А уже при советской власти ему дали «Серп и молот». Его называли - где работаешь? на «Серпухе». Ха-ха, на «Серпухе».
Ну, и там это я учился когда, до двадцать девятого года; а в двадцать девятом году пошёл, это, в армию.
Это сейчас с восьми... с восемнадцати лет принимают, а тогда с двадцати двух брали в армию.
Считай у мине: я седьмого года, в двадцать девятом году пошёл в эту, в армию. Двадцать два года мне было, тогда принимали с двадцати двух лет; вот.
И ото я пошёл. И взяли мине на границу...
А там иначе нельзя было. Какой с меня кавалерист? Кавалерист должен быть не меньше сто семьдесят пять сантиметров росту. А у меня сто шестьдесят шесть.
Тогда брали по происхождению. Войска НКВД. По происхождению. Там никаких кулаков, никого, там на границу, не; элементов таких не. Там проверенные только; брали.
Кто батька был, кто матка была; вот.
Отец же у мине не... Наша семья нигде не... не это, не запачканная. Вот; все — мать работала на помещиков, отец — грузчиком работал. Павка работал у Гривуса здесь.
Это «Первомайский», это, назывался, это, старый хозяин Гривус был; англиец. Гривус. [Гриевз]...
Ну, предприятия были такие. Это основные были. Значить, «Дормаш» - это хозяин держал, Горохов была его фамилия. Хозяин. Этот, Грив... это, «Первомайский» - это хозяин держал, это, Гривус. Хозяин был, сельскохозяйственные машины выпускал.
А Горохов выпускал токарные станки. Сейчас бы эти токарные станки и в уборную б не поставили, - а по тому времени, по тому времени; техника ж еще не была такая развитая.
А вот это как с горы спустися и сразу налево, здесь был Матиас хозяин. Тоже выпускал, это, кустарное всё, плотники работали, всё строгали, никаких машин, ничего. Тоже выпускал сеялки-веялки, понимаешь ли; вот. Это Матиас был.
А вот у «Первомайском» здесь, где «Первомайский» сейчас завод, проходная, с той стороны, и сразу угол, вот, там тётя Юля ещё работала, там была верёвочная фабрика, верёвки делали. Там верёвочная...
Вот это вот основные.
А от здесь на горе, вот где маяк, где вы живёте, маяк, здесь был этот ээ... этот, пивоваренный завод. Пиво варили; понимаешь ли?
Вот это основные.
Николай Безкорсый
Стоїть гора високая,
Попід горою гай,
Зелений гай, густесенький,
Неначе справді рай.
Під гаєм в'ється річенька,
Як скло вона блищить;
Долиною зеленою
Кудись вона біжить.
Край берега, у затишку,
Прив'язані човни;
А три верби схилилися,
Мов журяться вони,
Що пройде любе літечко,
Повіють холода,
Осиплеться їх листячко,
І понесе вода.
Журюся й я над річкою…
Біжить вона, шумить,
А в мене бідне серденько
І мліє, і болить.

Что нужно сделать:
(a) Перепишите из фрагмента дословно отрывок от слов «А вот это как» до слов «Неначе справді рай.» включительно.
(b) Назовите фамилии всех хозяев предприятий, которые упоминаются во фрагменте.

Извлечённые записи:
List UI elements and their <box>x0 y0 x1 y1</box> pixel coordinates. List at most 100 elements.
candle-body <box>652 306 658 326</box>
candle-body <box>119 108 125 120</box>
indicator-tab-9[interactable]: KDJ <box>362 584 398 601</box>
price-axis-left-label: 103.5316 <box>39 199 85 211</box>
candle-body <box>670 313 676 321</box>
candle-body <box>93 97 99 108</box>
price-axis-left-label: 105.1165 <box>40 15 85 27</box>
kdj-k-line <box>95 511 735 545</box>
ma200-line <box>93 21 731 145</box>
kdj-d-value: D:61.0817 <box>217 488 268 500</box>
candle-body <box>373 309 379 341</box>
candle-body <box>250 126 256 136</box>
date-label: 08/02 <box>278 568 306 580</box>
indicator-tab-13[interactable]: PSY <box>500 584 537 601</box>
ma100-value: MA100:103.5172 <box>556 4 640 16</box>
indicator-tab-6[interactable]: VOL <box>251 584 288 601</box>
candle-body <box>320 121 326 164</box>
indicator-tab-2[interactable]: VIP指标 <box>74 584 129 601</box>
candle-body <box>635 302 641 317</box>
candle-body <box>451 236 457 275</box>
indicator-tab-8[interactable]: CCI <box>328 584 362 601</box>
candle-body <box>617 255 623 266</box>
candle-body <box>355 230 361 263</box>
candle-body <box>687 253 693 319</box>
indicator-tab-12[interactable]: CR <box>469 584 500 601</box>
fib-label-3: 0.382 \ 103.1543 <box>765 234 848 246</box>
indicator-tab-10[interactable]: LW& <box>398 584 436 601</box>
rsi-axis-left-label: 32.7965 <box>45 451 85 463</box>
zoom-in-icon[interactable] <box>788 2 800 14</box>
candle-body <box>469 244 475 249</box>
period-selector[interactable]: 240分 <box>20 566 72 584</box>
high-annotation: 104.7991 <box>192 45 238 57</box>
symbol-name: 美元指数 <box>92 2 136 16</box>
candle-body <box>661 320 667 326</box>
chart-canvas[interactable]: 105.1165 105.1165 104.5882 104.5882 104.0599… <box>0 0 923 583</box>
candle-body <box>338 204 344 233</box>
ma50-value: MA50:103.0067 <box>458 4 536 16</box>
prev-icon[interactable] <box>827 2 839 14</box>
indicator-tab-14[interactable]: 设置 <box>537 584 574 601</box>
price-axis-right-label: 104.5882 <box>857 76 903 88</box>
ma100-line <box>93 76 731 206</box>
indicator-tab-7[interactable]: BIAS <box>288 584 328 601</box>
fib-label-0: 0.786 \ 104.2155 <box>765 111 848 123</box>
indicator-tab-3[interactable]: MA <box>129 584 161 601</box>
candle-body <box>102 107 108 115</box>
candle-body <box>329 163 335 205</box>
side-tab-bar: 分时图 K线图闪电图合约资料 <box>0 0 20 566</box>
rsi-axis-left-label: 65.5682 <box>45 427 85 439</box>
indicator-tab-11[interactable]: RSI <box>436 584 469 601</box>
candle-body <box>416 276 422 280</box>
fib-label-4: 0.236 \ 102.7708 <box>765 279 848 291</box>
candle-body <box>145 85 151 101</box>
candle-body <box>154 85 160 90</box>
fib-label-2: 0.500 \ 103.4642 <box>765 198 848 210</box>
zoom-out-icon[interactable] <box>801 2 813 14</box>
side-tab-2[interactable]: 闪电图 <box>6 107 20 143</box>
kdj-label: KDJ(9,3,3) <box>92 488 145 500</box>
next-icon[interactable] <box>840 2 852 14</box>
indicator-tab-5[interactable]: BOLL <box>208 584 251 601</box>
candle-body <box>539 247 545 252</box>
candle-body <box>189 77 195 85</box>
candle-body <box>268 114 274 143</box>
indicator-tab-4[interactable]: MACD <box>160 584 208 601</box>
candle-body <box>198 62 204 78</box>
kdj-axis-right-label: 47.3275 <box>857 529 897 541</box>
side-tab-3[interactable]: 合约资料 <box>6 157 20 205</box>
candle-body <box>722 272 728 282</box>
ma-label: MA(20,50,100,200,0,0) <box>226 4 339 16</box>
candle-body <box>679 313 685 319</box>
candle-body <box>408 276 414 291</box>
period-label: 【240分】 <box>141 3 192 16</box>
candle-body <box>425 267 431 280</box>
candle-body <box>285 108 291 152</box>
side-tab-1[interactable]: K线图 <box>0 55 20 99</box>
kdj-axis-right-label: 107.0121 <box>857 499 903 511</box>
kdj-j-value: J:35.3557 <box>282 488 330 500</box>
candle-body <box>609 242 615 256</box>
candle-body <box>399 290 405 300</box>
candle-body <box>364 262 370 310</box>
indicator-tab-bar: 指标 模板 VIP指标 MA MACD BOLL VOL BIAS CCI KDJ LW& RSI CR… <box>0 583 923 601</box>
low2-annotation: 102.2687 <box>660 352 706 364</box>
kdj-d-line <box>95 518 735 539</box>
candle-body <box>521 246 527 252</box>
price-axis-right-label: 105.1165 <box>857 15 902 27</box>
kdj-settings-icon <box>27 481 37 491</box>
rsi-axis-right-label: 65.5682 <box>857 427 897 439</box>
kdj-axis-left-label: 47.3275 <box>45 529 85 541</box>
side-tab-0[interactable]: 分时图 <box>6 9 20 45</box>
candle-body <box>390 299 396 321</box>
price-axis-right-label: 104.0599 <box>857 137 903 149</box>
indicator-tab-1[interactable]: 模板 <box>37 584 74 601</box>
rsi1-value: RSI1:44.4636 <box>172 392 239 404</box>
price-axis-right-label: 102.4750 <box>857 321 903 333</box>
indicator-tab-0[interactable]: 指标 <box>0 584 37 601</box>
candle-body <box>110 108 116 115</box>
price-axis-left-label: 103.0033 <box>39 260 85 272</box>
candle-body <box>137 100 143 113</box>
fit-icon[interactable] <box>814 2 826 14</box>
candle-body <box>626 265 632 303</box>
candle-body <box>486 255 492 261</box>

Список решений:
(a)
А вот это как с горы спустися и сразу налево, здесь был Матиас хозяин. Тоже выпускал, это, кустарное всё, плотники работали, всё строгали, никаких машин, ничего. Тоже выпускал сеялки-веялки, понимаешь ли; вот. Это Матиас был.
А вот у «Первомайском» здесь, где «Первомайский» сейчас завод, проходная, с той стороны, и сразу угол, вот, там тётя Юля ещё работала, там была верёвочная фабрика, верёвки делали. Там верёвочная...
Вот это вот основные.
А от здесь на горе, вот где маяк, где вы живёте, маяк, здесь был этот ээ... этот, пивоваренный завод. Пиво варили; понимаешь ли?
Вот это основные.
Николай Безкорсый
Стоїть гора високая,
Попід горою гай,
Зелений гай, густесенький,
Неначе справді рай.

(b) Гривус, Горохов, Матиас